* _Available records_:
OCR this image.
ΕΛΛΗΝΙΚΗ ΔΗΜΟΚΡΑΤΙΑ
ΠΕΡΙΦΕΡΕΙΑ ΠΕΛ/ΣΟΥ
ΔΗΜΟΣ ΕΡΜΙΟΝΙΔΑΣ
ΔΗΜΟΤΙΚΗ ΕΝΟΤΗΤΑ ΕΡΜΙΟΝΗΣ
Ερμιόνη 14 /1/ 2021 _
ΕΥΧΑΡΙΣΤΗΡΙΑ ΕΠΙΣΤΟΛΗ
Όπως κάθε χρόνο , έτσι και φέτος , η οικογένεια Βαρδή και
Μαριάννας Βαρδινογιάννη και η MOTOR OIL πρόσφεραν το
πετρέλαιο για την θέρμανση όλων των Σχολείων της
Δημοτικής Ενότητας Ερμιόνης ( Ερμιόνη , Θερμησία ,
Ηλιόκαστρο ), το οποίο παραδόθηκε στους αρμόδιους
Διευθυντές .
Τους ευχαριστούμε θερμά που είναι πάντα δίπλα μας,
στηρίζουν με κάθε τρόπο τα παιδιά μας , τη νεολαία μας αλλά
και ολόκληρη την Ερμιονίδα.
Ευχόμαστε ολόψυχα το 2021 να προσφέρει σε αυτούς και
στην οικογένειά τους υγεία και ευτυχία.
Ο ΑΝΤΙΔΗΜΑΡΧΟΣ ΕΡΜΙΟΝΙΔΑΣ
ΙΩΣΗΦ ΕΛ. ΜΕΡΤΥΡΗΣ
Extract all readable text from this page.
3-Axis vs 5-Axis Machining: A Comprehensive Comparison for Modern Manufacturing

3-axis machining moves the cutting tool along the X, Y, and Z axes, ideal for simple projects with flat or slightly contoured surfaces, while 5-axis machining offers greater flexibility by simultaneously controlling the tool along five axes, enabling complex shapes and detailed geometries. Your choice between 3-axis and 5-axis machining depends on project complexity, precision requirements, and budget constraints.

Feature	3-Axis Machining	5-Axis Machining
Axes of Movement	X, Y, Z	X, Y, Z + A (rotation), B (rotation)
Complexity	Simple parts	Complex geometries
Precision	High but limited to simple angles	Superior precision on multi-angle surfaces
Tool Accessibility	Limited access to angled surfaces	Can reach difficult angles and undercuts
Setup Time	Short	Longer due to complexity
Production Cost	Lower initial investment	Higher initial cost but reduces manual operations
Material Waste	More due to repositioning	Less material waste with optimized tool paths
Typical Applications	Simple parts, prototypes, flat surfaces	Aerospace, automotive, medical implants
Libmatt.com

* _Stated task_: Output each entry precisely as given.

* _Finished answer_:
OCR this image.
ΕΛΛΗΝΙΚΗ ΔΗΜΟΚΡΑΤΙΑ
ΠΕΡΙΦΕΡΕΙΑ ΠΕΛ/ΣΟΥ
ΔΗΜΟΣ ΕΡΜΙΟΝΙΔΑΣ
ΔΗΜΟΤΙΚΗ ΕΝΟΤΗΤΑ ΕΡΜΙΟΝΗΣ
Ερμιόνη 14 /1/ 2021 _
ΕΥΧΑΡΙΣΤΗΡΙΑ ΕΠΙΣΤΟΛΗ
Όπως κάθε χρόνο , έτσι και φέτος , η οικογένεια Βαρδή και
Μαριάννας Βαρδινογιάννη και η MOTOR OIL πρόσφεραν το
πετρέλαιο για την θέρμανση όλων των Σχολείων της
Δημοτικής Ενότητας Ερμιόνης ( Ερμιόνη , Θερμησία ,
Ηλιόκαστρο ), το οποίο παραδόθηκε στους αρμόδιους
Διευθυντές .
Τους ευχαριστούμε θερμά που είναι πάντα δίπλα μας,
στηρίζουν με κάθε τρόπο τα παιδιά μας , τη νεολαία μας αλλά
και ολόκληρη την Ερμιονίδα.
Ευχόμαστε ολόψυχα το 2021 να προσφέρει σε αυτούς και
στην οικογένειά τους υγεία και ευτυχία.
Ο ΑΝΤΙΔΗΜΑΡΧΟΣ ΕΡΜΙΟΝΙΔΑΣ
ΙΩΣΗΦ ΕΛ. ΜΕΡΤΥΡΗΣ
Extract all readable text from this page.
3-Axis vs 5-Axis Machining: A Comprehensive Comparison for Modern Manufacturing

3-axis machining moves the cutting tool along the X, Y, and Z axes, ideal for simple projects with flat or slightly contoured surfaces, while 5-axis machining offers greater flexibility by simultaneously controlling the tool along five axes, enabling complex shapes and detailed geometries. Your choice between 3-axis and 5-axis machining depends on project complexity, precision requirements, and budget constraints.

Feature	3-Axis Machining	5-Axis Machining
Axes of Movement	X, Y, Z	X, Y, Z + A (rotation), B (rotation)
Complexity	Simple parts	Complex geometries
Precision	High but limited to simple angles	Superior precision on multi-angle surfaces
Tool Accessibility	Limited access to angled surfaces	Can reach difficult angles and undercuts
Setup Time	Short	Longer due to complexity
Production Cost	Lower initial investment	Higher initial cost but reduces manual operations
Material Waste	More due to repositioning	Less material waste with optimized tool paths
Typical Applications	Simple parts, prototypes, flat surfaces	Aerospace, automotive, medical implants
Libmatt.com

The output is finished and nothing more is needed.